Please output exactly the run of lines that starts at the line with "Read this page and output its text content." and ends at the last line of the records below.
GIVEN DATA start
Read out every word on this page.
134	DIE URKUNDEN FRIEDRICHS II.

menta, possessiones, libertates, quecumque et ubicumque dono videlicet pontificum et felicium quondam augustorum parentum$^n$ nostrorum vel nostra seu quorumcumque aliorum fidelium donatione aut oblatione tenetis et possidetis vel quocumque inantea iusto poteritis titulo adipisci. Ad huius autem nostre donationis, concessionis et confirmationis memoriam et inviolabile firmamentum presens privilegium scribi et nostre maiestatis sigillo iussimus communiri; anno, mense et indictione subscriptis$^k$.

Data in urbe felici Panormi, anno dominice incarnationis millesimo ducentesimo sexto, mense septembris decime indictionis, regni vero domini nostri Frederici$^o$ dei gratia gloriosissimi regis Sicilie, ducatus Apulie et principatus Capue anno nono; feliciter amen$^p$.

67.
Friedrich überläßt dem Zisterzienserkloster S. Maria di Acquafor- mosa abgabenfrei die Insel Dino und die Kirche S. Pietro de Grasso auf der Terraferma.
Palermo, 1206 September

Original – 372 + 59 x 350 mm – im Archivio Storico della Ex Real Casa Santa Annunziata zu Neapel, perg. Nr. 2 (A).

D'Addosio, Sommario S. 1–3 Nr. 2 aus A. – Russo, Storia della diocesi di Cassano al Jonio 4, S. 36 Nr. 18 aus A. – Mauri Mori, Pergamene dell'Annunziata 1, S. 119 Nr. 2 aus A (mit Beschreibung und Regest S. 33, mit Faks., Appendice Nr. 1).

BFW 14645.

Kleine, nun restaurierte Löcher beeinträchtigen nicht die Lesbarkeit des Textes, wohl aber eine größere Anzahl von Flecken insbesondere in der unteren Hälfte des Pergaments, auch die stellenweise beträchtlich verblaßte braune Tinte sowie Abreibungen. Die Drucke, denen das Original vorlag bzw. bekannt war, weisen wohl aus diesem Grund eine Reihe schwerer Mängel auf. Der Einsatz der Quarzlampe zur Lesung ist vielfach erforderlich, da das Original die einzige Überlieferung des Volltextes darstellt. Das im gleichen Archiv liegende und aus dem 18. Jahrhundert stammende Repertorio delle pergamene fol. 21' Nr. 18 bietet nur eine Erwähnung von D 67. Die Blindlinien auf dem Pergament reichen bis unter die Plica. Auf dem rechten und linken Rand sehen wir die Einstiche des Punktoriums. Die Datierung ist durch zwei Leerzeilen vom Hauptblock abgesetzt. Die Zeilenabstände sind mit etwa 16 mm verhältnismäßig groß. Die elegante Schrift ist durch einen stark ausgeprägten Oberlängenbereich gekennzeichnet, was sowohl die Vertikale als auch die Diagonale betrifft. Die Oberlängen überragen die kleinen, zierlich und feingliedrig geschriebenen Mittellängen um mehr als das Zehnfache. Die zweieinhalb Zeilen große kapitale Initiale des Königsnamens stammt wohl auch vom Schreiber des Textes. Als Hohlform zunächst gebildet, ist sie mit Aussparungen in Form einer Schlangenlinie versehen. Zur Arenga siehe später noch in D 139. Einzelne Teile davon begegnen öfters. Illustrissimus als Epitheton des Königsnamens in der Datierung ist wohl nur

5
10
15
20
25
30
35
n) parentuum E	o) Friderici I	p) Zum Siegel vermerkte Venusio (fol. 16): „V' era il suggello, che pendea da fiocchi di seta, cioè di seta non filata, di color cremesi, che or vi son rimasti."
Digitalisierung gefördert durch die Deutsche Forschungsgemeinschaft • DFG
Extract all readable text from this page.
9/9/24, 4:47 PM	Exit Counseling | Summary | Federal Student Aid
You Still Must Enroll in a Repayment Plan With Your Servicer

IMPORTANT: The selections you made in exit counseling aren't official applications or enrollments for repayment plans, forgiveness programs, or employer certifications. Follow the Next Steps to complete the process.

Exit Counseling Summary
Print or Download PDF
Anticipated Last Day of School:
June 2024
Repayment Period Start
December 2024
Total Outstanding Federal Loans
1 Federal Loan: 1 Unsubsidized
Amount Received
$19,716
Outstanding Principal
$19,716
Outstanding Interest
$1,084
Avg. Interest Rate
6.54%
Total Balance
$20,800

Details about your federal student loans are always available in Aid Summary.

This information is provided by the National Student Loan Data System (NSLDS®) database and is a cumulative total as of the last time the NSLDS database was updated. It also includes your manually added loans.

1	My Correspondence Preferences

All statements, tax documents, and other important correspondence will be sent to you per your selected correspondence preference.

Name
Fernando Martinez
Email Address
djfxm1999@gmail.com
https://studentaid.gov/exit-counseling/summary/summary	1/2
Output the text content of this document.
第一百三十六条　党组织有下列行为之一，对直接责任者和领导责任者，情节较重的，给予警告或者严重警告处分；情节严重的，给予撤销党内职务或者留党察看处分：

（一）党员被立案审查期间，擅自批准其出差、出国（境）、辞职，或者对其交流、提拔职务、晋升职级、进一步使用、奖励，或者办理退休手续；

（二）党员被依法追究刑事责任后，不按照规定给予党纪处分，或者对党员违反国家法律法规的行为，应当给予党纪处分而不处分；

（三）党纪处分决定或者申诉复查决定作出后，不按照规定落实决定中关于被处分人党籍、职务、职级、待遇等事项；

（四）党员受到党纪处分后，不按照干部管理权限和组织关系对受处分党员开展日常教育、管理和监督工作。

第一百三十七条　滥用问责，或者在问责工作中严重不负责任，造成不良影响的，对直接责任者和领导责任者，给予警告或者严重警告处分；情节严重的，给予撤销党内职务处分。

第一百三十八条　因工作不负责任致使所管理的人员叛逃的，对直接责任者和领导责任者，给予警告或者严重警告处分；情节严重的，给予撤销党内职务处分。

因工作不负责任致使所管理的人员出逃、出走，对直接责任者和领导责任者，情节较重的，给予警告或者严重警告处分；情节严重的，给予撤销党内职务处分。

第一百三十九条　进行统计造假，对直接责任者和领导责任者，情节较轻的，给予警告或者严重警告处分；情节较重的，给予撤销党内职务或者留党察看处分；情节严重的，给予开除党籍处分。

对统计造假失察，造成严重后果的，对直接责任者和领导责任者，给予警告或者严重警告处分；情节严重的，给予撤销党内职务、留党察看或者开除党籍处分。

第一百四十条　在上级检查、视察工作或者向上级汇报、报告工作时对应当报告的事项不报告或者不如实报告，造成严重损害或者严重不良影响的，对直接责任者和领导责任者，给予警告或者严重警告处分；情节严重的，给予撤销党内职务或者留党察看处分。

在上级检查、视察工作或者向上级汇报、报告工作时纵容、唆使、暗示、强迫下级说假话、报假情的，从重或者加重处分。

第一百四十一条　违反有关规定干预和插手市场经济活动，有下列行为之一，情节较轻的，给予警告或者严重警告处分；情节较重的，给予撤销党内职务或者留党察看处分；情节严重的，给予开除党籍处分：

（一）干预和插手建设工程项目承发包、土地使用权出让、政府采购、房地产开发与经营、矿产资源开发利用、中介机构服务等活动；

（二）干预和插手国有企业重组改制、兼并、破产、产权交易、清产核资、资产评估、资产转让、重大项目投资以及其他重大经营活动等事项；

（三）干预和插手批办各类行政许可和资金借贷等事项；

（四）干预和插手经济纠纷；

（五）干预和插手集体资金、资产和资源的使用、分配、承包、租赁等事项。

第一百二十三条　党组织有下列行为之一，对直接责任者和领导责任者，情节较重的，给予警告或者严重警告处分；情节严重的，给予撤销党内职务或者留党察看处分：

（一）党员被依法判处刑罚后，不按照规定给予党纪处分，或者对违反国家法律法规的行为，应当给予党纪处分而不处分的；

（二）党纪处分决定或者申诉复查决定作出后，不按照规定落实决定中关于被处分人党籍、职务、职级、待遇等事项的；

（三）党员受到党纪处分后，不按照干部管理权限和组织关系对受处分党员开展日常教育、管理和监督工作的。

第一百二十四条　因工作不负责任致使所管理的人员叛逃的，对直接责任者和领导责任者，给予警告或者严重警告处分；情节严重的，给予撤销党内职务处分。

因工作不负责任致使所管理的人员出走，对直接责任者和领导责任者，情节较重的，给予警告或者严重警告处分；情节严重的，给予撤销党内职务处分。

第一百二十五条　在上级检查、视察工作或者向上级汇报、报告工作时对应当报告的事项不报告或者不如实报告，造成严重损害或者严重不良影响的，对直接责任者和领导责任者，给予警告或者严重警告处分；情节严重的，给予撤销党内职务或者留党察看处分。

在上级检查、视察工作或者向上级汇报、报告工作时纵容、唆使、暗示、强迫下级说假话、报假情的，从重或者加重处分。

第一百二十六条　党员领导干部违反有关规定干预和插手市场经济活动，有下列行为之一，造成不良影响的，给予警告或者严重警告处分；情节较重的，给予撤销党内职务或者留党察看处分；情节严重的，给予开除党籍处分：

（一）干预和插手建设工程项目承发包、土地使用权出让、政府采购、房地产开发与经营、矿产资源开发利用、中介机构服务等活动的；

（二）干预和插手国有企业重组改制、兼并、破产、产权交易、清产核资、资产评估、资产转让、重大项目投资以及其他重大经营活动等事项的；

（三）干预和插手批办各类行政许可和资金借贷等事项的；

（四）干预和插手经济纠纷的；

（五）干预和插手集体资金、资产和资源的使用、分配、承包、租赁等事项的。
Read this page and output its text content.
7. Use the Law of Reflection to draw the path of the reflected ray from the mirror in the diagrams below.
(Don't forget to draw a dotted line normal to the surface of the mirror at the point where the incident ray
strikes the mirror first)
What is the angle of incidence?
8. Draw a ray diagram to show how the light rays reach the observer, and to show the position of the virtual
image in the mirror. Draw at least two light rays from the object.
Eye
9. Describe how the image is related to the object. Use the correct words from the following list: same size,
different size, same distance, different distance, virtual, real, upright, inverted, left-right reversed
GIVEN DATA end
## RESPONSE TO THE TASK:
Read this page and output its text content.
7. Use the Law of Reflection to draw the path of the reflected ray from the mirror in the diagrams below.
(Don't forget to draw a dotted line normal to the surface of the mirror at the point where the incident ray
strikes the mirror first)
What is the angle of incidence?
8. Draw a ray diagram to show how the light rays reach the observer, and to show the position of the virtual
image in the mirror. Draw at least two light rays from the object.
Eye
9. Describe how the image is related to the object. Use the correct words from the following list: same size,
different size, same distance, different distance, virtual, real, upright, inverted, left-right reversed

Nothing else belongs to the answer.